Extracted records:
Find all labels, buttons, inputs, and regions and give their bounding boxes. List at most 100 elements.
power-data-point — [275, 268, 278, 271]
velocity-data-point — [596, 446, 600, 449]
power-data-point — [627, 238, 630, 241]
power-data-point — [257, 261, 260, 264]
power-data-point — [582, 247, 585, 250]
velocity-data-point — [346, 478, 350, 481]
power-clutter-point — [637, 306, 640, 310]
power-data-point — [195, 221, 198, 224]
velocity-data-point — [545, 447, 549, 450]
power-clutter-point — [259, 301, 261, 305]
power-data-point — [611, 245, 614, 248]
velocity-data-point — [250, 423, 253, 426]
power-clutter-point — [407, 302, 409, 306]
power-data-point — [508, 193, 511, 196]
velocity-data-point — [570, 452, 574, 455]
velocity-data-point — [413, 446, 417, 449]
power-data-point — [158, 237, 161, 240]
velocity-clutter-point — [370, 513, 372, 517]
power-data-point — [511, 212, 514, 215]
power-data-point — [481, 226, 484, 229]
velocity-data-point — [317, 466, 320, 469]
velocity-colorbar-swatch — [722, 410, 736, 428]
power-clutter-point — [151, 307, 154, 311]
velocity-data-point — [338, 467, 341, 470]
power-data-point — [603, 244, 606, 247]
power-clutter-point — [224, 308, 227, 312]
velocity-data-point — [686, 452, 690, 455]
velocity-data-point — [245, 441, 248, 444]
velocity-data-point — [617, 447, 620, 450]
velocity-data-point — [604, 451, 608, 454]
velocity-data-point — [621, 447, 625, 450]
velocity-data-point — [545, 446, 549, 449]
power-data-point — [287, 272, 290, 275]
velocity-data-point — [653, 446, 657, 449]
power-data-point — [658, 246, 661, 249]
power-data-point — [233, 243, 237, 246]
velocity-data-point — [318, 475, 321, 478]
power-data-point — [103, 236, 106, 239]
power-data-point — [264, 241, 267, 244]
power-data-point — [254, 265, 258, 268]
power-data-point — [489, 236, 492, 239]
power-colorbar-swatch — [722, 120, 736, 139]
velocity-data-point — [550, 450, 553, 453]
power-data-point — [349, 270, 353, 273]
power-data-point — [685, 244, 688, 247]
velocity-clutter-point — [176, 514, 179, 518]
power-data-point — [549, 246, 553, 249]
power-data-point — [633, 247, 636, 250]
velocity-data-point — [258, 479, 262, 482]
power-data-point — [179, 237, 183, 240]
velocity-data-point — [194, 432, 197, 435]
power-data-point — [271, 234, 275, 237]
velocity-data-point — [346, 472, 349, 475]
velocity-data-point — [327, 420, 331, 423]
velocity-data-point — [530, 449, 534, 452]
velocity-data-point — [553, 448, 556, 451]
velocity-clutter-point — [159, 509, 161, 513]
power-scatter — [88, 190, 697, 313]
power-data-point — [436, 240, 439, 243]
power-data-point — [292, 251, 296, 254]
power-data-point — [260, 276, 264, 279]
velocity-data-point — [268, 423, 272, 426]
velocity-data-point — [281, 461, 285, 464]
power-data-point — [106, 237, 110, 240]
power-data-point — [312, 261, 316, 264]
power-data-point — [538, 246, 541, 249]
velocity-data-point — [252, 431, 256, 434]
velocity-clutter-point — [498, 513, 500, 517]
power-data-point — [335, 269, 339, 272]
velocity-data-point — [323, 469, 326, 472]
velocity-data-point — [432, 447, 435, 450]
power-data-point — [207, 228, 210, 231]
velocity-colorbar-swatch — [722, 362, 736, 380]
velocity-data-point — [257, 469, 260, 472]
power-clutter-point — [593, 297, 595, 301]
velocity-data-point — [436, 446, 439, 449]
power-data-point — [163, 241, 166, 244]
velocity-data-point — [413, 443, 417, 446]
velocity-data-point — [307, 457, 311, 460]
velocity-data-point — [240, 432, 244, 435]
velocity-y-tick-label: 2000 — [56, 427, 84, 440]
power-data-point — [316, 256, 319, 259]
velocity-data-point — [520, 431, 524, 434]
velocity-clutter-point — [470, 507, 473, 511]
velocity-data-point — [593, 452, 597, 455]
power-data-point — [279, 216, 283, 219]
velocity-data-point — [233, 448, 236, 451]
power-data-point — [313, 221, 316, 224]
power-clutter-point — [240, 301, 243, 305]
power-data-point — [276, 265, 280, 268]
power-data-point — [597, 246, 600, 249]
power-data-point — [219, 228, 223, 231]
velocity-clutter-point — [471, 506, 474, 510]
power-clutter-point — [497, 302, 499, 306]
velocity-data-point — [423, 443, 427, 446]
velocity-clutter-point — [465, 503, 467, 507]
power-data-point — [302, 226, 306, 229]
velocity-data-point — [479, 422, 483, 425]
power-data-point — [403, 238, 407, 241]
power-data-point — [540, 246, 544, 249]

**Written request**
Reproduce every line of the records above character for character, changing nothing.

**The result**
Find all labels, buttons, inputs, and regions and give their bounding boxes. List at most 100 elements.
power-data-point — [275, 268, 278, 271]
velocity-data-point — [596, 446, 600, 449]
power-data-point — [627, 238, 630, 241]
power-data-point — [257, 261, 260, 264]
power-data-point — [582, 247, 585, 250]
velocity-data-point — [346, 478, 350, 481]
power-clutter-point — [637, 306, 640, 310]
power-data-point — [195, 221, 198, 224]
velocity-data-point — [545, 447, 549, 450]
power-clutter-point — [259, 301, 261, 305]
power-data-point — [611, 245, 614, 248]
velocity-data-point — [250, 423, 253, 426]
power-clutter-point — [407, 302, 409, 306]
power-data-point — [508, 193, 511, 196]
velocity-data-point — [570, 452, 574, 455]
velocity-data-point — [413, 446, 417, 449]
power-data-point — [158, 237, 161, 240]
velocity-clutter-point — [370, 513, 372, 517]
power-data-point — [511, 212, 514, 215]
power-data-point — [481, 226, 484, 229]
velocity-data-point — [317, 466, 320, 469]
velocity-colorbar-swatch — [722, 410, 736, 428]
power-clutter-point — [151, 307, 154, 311]
velocity-data-point — [338, 467, 341, 470]
power-data-point — [603, 244, 606, 247]
power-clutter-point — [224, 308, 227, 312]
velocity-data-point — [686, 452, 690, 455]
velocity-data-point — [245, 441, 248, 444]
velocity-data-point — [617, 447, 620, 450]
velocity-data-point — [604, 451, 608, 454]
velocity-data-point — [621, 447, 625, 450]
velocity-data-point — [545, 446, 549, 449]
power-data-point — [287, 272, 290, 275]
velocity-data-point — [653, 446, 657, 449]
power-data-point — [658, 246, 661, 249]
power-data-point — [233, 243, 237, 246]
velocity-data-point — [318, 475, 321, 478]
power-data-point — [103, 236, 106, 239]
power-data-point — [264, 241, 267, 244]
power-data-point — [254, 265, 258, 268]
power-data-point — [489, 236, 492, 239]
power-colorbar-swatch — [722, 120, 736, 139]
velocity-data-point — [550, 450, 553, 453]
power-data-point — [349, 270, 353, 273]
power-data-point — [685, 244, 688, 247]
velocity-clutter-point — [176, 514, 179, 518]
power-data-point — [549, 246, 553, 249]
power-data-point — [633, 247, 636, 250]
velocity-data-point — [258, 479, 262, 482]
power-data-point — [179, 237, 183, 240]
velocity-data-point — [194, 432, 197, 435]
power-data-point — [271, 234, 275, 237]
velocity-data-point — [346, 472, 349, 475]
velocity-data-point — [327, 420, 331, 423]
velocity-data-point — [530, 449, 534, 452]
velocity-data-point — [553, 448, 556, 451]
velocity-clutter-point — [159, 509, 161, 513]
power-scatter — [88, 190, 697, 313]
power-data-point — [436, 240, 439, 243]
power-data-point — [292, 251, 296, 254]
power-data-point — [260, 276, 264, 279]
velocity-data-point — [268, 423, 272, 426]
velocity-data-point — [281, 461, 285, 464]
power-data-point — [106, 237, 110, 240]
power-data-point — [312, 261, 316, 264]
power-data-point — [538, 246, 541, 249]
velocity-data-point — [252, 431, 256, 434]
velocity-clutter-point — [498, 513, 500, 517]
power-data-point — [335, 269, 339, 272]
velocity-data-point — [323, 469, 326, 472]
velocity-data-point — [432, 447, 435, 450]
power-data-point — [207, 228, 210, 231]
velocity-colorbar-swatch — [722, 362, 736, 380]
velocity-data-point — [257, 469, 260, 472]
power-clutter-point — [593, 297, 595, 301]
velocity-data-point — [436, 446, 439, 449]
power-data-point — [163, 241, 166, 244]
velocity-data-point — [413, 443, 417, 446]
velocity-data-point — [307, 457, 311, 460]
velocity-data-point — [240, 432, 244, 435]
velocity-y-tick-label: 2000 — [56, 427, 84, 440]
power-data-point — [316, 256, 319, 259]
velocity-data-point — [520, 431, 524, 434]
velocity-clutter-point — [470, 507, 473, 511]
velocity-data-point — [593, 452, 597, 455]
power-data-point — [279, 216, 283, 219]
velocity-data-point — [233, 448, 236, 451]
power-data-point — [313, 221, 316, 224]
power-clutter-point — [240, 301, 243, 305]
power-data-point — [276, 265, 280, 268]
power-data-point — [597, 246, 600, 249]
power-data-point — [219, 228, 223, 231]
velocity-clutter-point — [471, 506, 474, 510]
power-clutter-point — [497, 302, 499, 306]
velocity-data-point — [423, 443, 427, 446]
velocity-clutter-point — [465, 503, 467, 507]
power-data-point — [302, 226, 306, 229]
velocity-data-point — [479, 422, 483, 425]
power-data-point — [403, 238, 407, 241]
power-data-point — [540, 246, 544, 249]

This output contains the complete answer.